## Your instructions
Give the lines again exactly, from the one holding "Transcribe the text in this document." to the last line of the listing below, both ends included and nothing added.

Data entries
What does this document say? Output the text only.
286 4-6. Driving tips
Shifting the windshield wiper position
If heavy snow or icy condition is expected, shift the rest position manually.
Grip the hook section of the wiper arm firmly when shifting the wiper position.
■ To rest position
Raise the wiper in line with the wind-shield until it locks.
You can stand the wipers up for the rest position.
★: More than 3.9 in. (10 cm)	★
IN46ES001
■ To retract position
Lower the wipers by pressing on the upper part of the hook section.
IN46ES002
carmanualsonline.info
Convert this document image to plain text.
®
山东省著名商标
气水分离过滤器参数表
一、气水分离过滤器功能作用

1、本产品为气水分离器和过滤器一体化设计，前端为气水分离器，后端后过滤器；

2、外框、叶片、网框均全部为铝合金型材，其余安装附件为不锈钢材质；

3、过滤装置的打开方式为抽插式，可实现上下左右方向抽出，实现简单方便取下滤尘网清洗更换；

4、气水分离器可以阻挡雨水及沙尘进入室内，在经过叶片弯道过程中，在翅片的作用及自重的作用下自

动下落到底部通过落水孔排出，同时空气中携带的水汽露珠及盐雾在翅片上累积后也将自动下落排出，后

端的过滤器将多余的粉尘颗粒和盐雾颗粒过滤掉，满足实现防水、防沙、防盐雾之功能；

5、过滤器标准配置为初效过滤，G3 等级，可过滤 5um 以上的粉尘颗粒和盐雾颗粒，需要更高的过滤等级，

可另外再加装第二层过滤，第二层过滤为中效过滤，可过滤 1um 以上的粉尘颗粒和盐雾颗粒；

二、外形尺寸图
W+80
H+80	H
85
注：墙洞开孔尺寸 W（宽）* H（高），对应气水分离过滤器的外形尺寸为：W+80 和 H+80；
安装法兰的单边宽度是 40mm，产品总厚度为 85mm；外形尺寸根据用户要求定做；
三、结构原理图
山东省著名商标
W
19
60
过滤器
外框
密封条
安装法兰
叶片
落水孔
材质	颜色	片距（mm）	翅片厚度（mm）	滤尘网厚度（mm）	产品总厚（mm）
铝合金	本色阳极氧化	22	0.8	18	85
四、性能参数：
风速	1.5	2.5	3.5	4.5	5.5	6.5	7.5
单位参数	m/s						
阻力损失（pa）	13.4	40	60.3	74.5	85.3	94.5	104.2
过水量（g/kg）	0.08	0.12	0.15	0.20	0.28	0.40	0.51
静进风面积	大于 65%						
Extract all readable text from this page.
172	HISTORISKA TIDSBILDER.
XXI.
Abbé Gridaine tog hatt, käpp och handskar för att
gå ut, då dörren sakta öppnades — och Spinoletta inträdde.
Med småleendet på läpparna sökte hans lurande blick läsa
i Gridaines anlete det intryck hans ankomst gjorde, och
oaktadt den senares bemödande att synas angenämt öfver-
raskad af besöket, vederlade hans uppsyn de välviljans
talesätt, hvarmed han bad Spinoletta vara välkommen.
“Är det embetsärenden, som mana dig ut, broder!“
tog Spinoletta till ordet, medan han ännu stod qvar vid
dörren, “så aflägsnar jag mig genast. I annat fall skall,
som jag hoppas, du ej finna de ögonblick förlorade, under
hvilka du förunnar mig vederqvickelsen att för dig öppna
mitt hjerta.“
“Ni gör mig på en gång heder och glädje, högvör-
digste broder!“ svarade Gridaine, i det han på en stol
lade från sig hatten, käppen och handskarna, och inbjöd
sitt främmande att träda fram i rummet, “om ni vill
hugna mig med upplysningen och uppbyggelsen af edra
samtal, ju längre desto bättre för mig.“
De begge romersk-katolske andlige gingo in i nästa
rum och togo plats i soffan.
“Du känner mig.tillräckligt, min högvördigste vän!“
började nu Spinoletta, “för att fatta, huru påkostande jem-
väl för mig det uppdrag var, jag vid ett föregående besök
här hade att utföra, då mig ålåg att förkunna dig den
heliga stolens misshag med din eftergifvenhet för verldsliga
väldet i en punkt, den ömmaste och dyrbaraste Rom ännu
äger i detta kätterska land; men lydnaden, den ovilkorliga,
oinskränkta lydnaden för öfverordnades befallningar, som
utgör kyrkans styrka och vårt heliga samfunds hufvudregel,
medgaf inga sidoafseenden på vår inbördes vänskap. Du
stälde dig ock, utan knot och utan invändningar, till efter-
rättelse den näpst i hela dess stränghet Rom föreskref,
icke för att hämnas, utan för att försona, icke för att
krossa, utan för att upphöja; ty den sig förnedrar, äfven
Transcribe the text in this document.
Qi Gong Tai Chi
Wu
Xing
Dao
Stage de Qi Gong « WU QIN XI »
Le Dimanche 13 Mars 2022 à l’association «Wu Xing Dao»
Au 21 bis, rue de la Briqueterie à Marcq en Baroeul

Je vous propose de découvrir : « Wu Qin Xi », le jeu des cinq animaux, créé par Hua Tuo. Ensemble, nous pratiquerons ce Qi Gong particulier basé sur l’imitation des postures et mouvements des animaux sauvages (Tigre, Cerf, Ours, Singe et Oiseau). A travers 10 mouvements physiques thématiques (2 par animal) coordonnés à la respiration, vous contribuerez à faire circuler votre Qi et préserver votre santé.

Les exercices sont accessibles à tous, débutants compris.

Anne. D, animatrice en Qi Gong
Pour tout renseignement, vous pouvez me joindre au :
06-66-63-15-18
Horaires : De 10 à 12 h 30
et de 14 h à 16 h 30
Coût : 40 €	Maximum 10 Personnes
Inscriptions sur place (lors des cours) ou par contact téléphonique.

## The output
Transcribe the text in this document.
Qi Gong Tai Chi
Wu
Xing
Dao
Stage de Qi Gong « WU QIN XI »
Le Dimanche 13 Mars 2022 à l’association «Wu Xing Dao»
Au 21 bis, rue de la Briqueterie à Marcq en Baroeul

Je vous propose de découvrir : « Wu Qin Xi », le jeu des cinq animaux, créé par Hua Tuo. Ensemble, nous pratiquerons ce Qi Gong particulier basé sur l’imitation des postures et mouvements des animaux sauvages (Tigre, Cerf, Ours, Singe et Oiseau). A travers 10 mouvements physiques thématiques (2 par animal) coordonnés à la respiration, vous contribuerez à faire circuler votre Qi et préserver votre santé.

Les exercices sont accessibles à tous, débutants compris.

Anne. D, animatrice en Qi Gong
Pour tout renseignement, vous pouvez me joindre au :
06-66-63-15-18
Horaires : De 10 à 12 h 30
et de 14 h à 16 h 30
Coût : 40 €	Maximum 10 Personnes
Inscriptions sur place (lors des cours) ou par contact téléphonique.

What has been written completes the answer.